[Stated problem]: Write the entries out again exactly as they stand, but without the pictures.

━━ Record excerpts

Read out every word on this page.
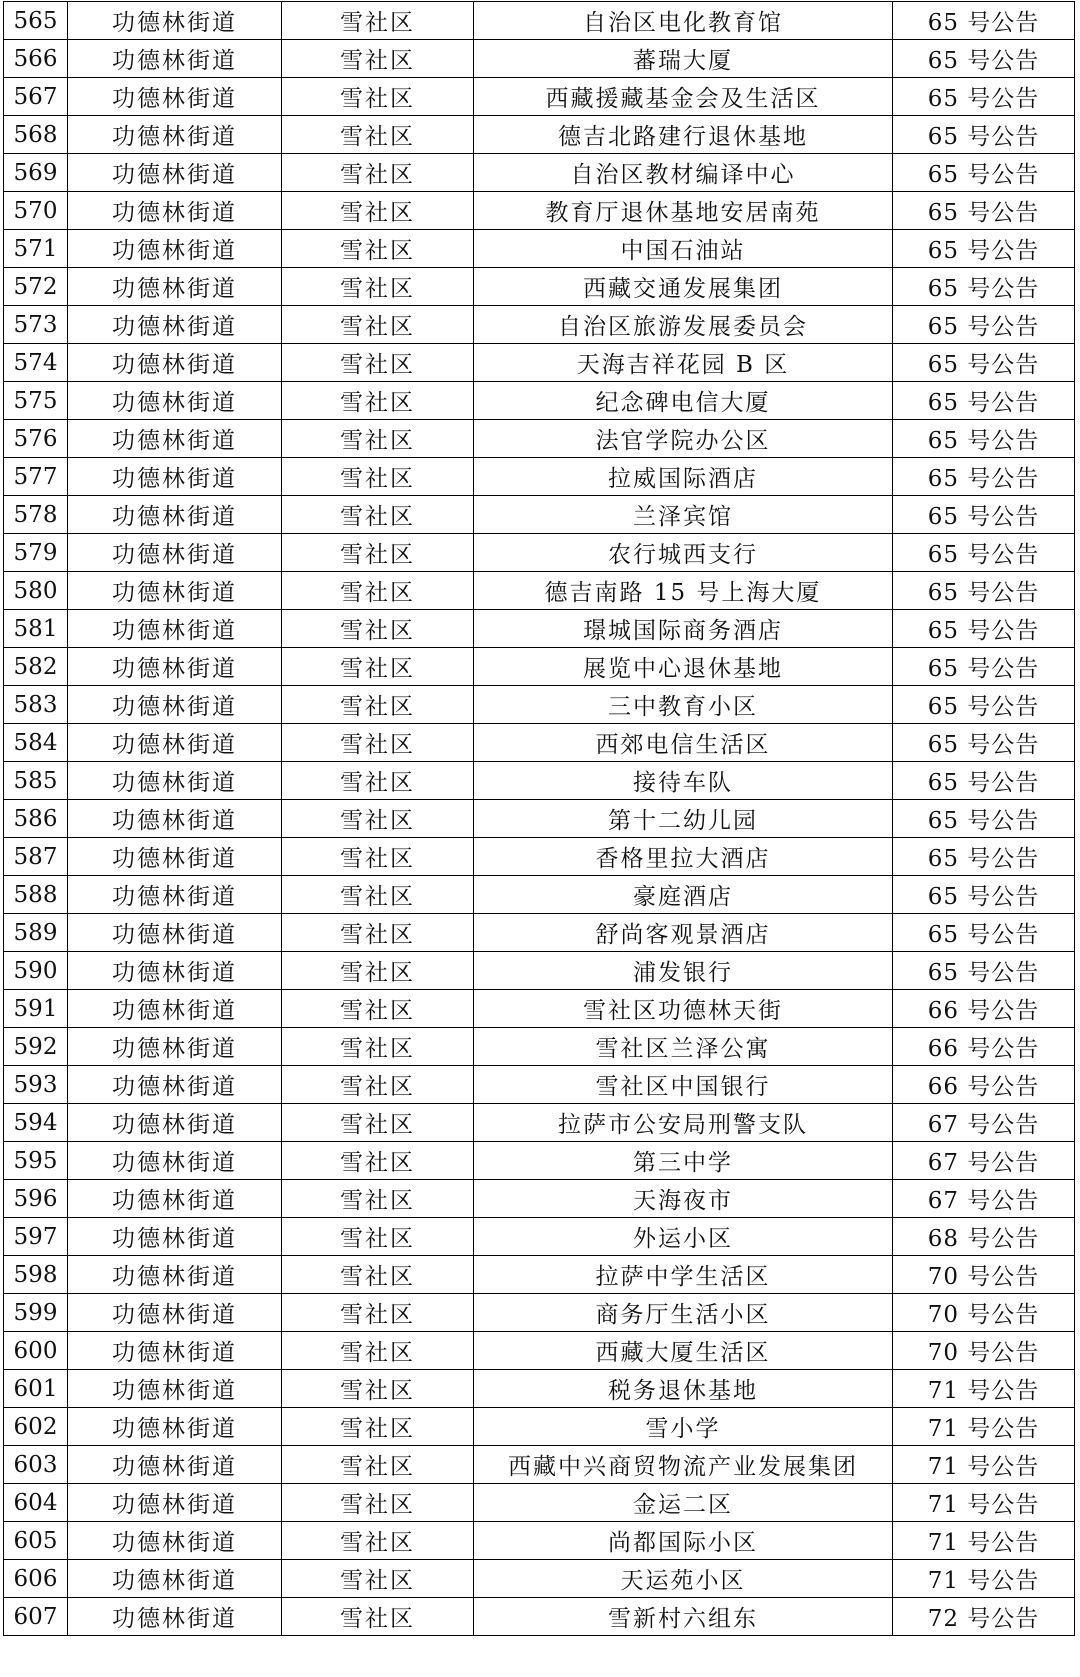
565	功德林街道	雪社区	自治区电化教育馆	65 号公告
566	功德林街道	雪社区	蕃瑞大厦	65 号公告
567	功德林街道	雪社区	西藏援藏基金会及生活区	65 号公告
568	功德林街道	雪社区	德吉北路建行退休基地	65 号公告
569	功德林街道	雪社区	自治区教材编译中心	65 号公告
570	功德林街道	雪社区	教育厅退休基地安居南苑	65 号公告
571	功德林街道	雪社区	中国石油站	65 号公告
572	功德林街道	雪社区	西藏交通发展集团	65 号公告
573	功德林街道	雪社区	自治区旅游发展委员会	65 号公告
574	功德林街道	雪社区	天海吉祥花园 B 区	65 号公告
575	功德林街道	雪社区	纪念碑电信大厦	65 号公告
576	功德林街道	雪社区	法官学院办公区	65 号公告
577	功德林街道	雪社区	拉威国际酒店	65 号公告
578	功德林街道	雪社区	兰泽宾馆	65 号公告
579	功德林街道	雪社区	农行城西支行	65 号公告
580	功德林街道	雪社区	德吉南路 15 号上海大厦	65 号公告
581	功德林街道	雪社区	璟城国际商务酒店	65 号公告
582	功德林街道	雪社区	展览中心退休基地	65 号公告
583	功德林街道	雪社区	三中教育小区	65 号公告
584	功德林街道	雪社区	西郊电信生活区	65 号公告
585	功德林街道	雪社区	接待车队	65 号公告
586	功德林街道	雪社区	第十二幼儿园	65 号公告
587	功德林街道	雪社区	香格里拉大酒店	65 号公告
588	功德林街道	雪社区	豪庭酒店	65 号公告
589	功德林街道	雪社区	舒尚客观景酒店	65 号公告
590	功德林街道	雪社区	浦发银行	65 号公告
591	功德林街道	雪社区	雪社区功德林天街	66 号公告
592	功德林街道	雪社区	雪社区兰泽公寓	66 号公告
593	功德林街道	雪社区	雪社区中国银行	66 号公告
594	功德林街道	雪社区	拉萨市公安局刑警支队	67 号公告
595	功德林街道	雪社区	第三中学	67 号公告
596	功德林街道	雪社区	天海夜市	67 号公告
597	功德林街道	雪社区	外运小区	68 号公告
598	功德林街道	雪社区	拉萨中学生活区	70 号公告
599	功德林街道	雪社区	商务厅生活小区	70 号公告
600	功德林街道	雪社区	西藏大厦生活区	70 号公告
601	功德林街道	雪社区	税务退休基地	71 号公告
602	功德林街道	雪社区	雪小学	71 号公告
603	功德林街道	雪社区	西藏中兴商贸物流产业发展集团	71 号公告
604	功德林街道	雪社区	金运二区	71 号公告
605	功德林街道	雪社区	尚都国际小区	71 号公告
606	功德林街道	雪社区	天运苑小区	71 号公告
607	功德林街道	雪社区	雪新村六组东	72 号公告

━━━━

[The completed task]:
Read out every word on this page.
565	功德林街道	雪社区	自治区电化教育馆	65 号公告
566	功德林街道	雪社区	蕃瑞大厦	65 号公告
567	功德林街道	雪社区	西藏援藏基金会及生活区	65 号公告
568	功德林街道	雪社区	德吉北路建行退休基地	65 号公告
569	功德林街道	雪社区	自治区教材编译中心	65 号公告
570	功德林街道	雪社区	教育厅退休基地安居南苑	65 号公告
571	功德林街道	雪社区	中国石油站	65 号公告
572	功德林街道	雪社区	西藏交通发展集团	65 号公告
573	功德林街道	雪社区	自治区旅游发展委员会	65 号公告
574	功德林街道	雪社区	天海吉祥花园 B 区	65 号公告
575	功德林街道	雪社区	纪念碑电信大厦	65 号公告
576	功德林街道	雪社区	法官学院办公区	65 号公告
577	功德林街道	雪社区	拉威国际酒店	65 号公告
578	功德林街道	雪社区	兰泽宾馆	65 号公告
579	功德林街道	雪社区	农行城西支行	65 号公告
580	功德林街道	雪社区	德吉南路 15 号上海大厦	65 号公告
581	功德林街道	雪社区	璟城国际商务酒店	65 号公告
582	功德林街道	雪社区	展览中心退休基地	65 号公告
583	功德林街道	雪社区	三中教育小区	65 号公告
584	功德林街道	雪社区	西郊电信生活区	65 号公告
585	功德林街道	雪社区	接待车队	65 号公告
586	功德林街道	雪社区	第十二幼儿园	65 号公告
587	功德林街道	雪社区	香格里拉大酒店	65 号公告
588	功德林街道	雪社区	豪庭酒店	65 号公告
589	功德林街道	雪社区	舒尚客观景酒店	65 号公告
590	功德林街道	雪社区	浦发银行	65 号公告
591	功德林街道	雪社区	雪社区功德林天街	66 号公告
592	功德林街道	雪社区	雪社区兰泽公寓	66 号公告
593	功德林街道	雪社区	雪社区中国银行	66 号公告
594	功德林街道	雪社区	拉萨市公安局刑警支队	67 号公告
595	功德林街道	雪社区	第三中学	67 号公告
596	功德林街道	雪社区	天海夜市	67 号公告
597	功德林街道	雪社区	外运小区	68 号公告
598	功德林街道	雪社区	拉萨中学生活区	70 号公告
599	功德林街道	雪社区	商务厅生活小区	70 号公告
600	功德林街道	雪社区	西藏大厦生活区	70 号公告
601	功德林街道	雪社区	税务退休基地	71 号公告
602	功德林街道	雪社区	雪小学	71 号公告
603	功德林街道	雪社区	西藏中兴商贸物流产业发展集团	71 号公告
604	功德林街道	雪社区	金运二区	71 号公告
605	功德林街道	雪社区	尚都国际小区	71 号公告
606	功德林街道	雪社区	天运苑小区	71 号公告
607	功德林街道	雪社区	雪新村六组东	72 号公告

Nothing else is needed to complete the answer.